Task statement: Every line of the material that follows must be printed again exactly.
· · · ·
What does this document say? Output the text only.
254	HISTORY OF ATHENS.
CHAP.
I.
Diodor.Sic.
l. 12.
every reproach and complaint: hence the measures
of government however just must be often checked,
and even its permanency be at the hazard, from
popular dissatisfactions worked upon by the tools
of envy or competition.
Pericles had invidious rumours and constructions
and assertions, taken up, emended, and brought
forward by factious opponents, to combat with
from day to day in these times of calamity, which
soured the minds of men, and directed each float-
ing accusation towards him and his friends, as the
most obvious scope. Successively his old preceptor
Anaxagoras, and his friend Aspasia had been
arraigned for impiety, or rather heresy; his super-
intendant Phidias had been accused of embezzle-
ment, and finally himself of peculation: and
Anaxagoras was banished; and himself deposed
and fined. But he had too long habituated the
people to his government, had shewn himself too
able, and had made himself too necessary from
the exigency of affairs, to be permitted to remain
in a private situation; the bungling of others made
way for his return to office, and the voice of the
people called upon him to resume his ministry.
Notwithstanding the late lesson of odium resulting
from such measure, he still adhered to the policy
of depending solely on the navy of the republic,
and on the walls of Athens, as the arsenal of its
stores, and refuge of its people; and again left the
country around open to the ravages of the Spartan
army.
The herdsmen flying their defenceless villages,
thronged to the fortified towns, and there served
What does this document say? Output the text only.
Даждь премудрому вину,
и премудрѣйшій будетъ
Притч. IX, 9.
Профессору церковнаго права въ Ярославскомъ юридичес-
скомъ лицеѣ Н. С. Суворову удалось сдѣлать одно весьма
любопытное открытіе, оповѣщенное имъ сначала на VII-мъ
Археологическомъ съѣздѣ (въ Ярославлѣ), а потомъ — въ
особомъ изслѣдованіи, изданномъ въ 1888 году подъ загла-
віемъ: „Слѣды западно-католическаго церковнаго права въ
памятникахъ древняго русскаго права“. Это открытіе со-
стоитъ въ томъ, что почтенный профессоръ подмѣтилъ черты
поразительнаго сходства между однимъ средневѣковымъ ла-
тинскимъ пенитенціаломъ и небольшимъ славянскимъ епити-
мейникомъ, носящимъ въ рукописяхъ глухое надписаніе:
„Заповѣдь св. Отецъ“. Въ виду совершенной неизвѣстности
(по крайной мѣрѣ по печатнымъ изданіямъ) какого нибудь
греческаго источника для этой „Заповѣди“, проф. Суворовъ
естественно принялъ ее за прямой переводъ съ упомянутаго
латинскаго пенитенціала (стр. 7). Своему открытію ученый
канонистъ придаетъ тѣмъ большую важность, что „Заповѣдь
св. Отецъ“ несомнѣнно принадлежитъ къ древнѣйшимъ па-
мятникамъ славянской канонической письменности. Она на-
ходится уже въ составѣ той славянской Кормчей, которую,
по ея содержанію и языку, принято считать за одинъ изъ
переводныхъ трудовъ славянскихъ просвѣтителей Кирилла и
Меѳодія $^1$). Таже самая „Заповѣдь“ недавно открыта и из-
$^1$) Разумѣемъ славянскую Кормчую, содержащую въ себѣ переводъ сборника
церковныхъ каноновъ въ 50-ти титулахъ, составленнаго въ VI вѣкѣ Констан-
· · · ·
Correct answer:
What does this document say? Output the text only.
254	HISTORY OF ATHENS.
CHAP.
I.
Diodor.Sic.
l. 12.
every reproach and complaint: hence the measures
of government however just must be often checked,
and even its permanency be at the hazard, from
popular dissatisfactions worked upon by the tools
of envy or competition.
Pericles had invidious rumours and constructions
and assertions, taken up, emended, and brought
forward by factious opponents, to combat with
from day to day in these times of calamity, which
soured the minds of men, and directed each float-
ing accusation towards him and his friends, as the
most obvious scope. Successively his old preceptor
Anaxagoras, and his friend Aspasia had been
arraigned for impiety, or rather heresy; his super-
intendant Phidias had been accused of embezzle-
ment, and finally himself of peculation: and
Anaxagoras was banished; and himself deposed
and fined. But he had too long habituated the
people to his government, had shewn himself too
able, and had made himself too necessary from
the exigency of affairs, to be permitted to remain
in a private situation; the bungling of others made
way for his return to office, and the voice of the
people called upon him to resume his ministry.
Notwithstanding the late lesson of odium resulting
from such measure, he still adhered to the policy
of depending solely on the navy of the republic,
and on the walls of Athens, as the arsenal of its
stores, and refuge of its people; and again left the
country around open to the ravages of the Spartan
army.
The herdsmen flying their defenceless villages,
thronged to the fortified towns, and there served
What does this document say? Output the text only.
Даждь премудрому вину,
и премудрѣйшій будетъ
Притч. IX, 9.
Профессору церковнаго права въ Ярославскомъ юридичес-
скомъ лицеѣ Н. С. Суворову удалось сдѣлать одно весьма
любопытное открытіе, оповѣщенное имъ сначала на VII-мъ
Археологическомъ съѣздѣ (въ Ярославлѣ), а потомъ — въ
особомъ изслѣдованіи, изданномъ въ 1888 году подъ загла-
віемъ: „Слѣды западно-католическаго церковнаго права въ
памятникахъ древняго русскаго права“. Это открытіе со-
стоитъ въ томъ, что почтенный профессоръ подмѣтилъ черты
поразительнаго сходства между однимъ средневѣковымъ ла-
тинскимъ пенитенціаломъ и небольшимъ славянскимъ епити-
мейникомъ, носящимъ въ рукописяхъ глухое надписаніе:
„Заповѣдь св. Отецъ“. Въ виду совершенной неизвѣстности
(по крайной мѣрѣ по печатнымъ изданіямъ) какого нибудь
греческаго источника для этой „Заповѣди“, проф. Суворовъ
естественно принялъ ее за прямой переводъ съ упомянутаго
латинскаго пенитенціала (стр. 7). Своему открытію ученый
канонистъ придаетъ тѣмъ большую важность, что „Заповѣдь
св. Отецъ“ несомнѣнно принадлежитъ къ древнѣйшимъ па-
мятникамъ славянской канонической письменности. Она на-
ходится уже въ составѣ той славянской Кормчей, которую,
по ея содержанію и языку, принято считать за одинъ изъ
переводныхъ трудовъ славянскихъ просвѣтителей Кирилла и
Меѳодія $^1$). Таже самая „Заповѣдь“ недавно открыта и из-
$^1$) Разумѣемъ славянскую Кормчую, содержащую въ себѣ переводъ сборника
церковныхъ каноновъ въ 50-ти титулахъ, составленнаго въ VI вѣкѣ Констан-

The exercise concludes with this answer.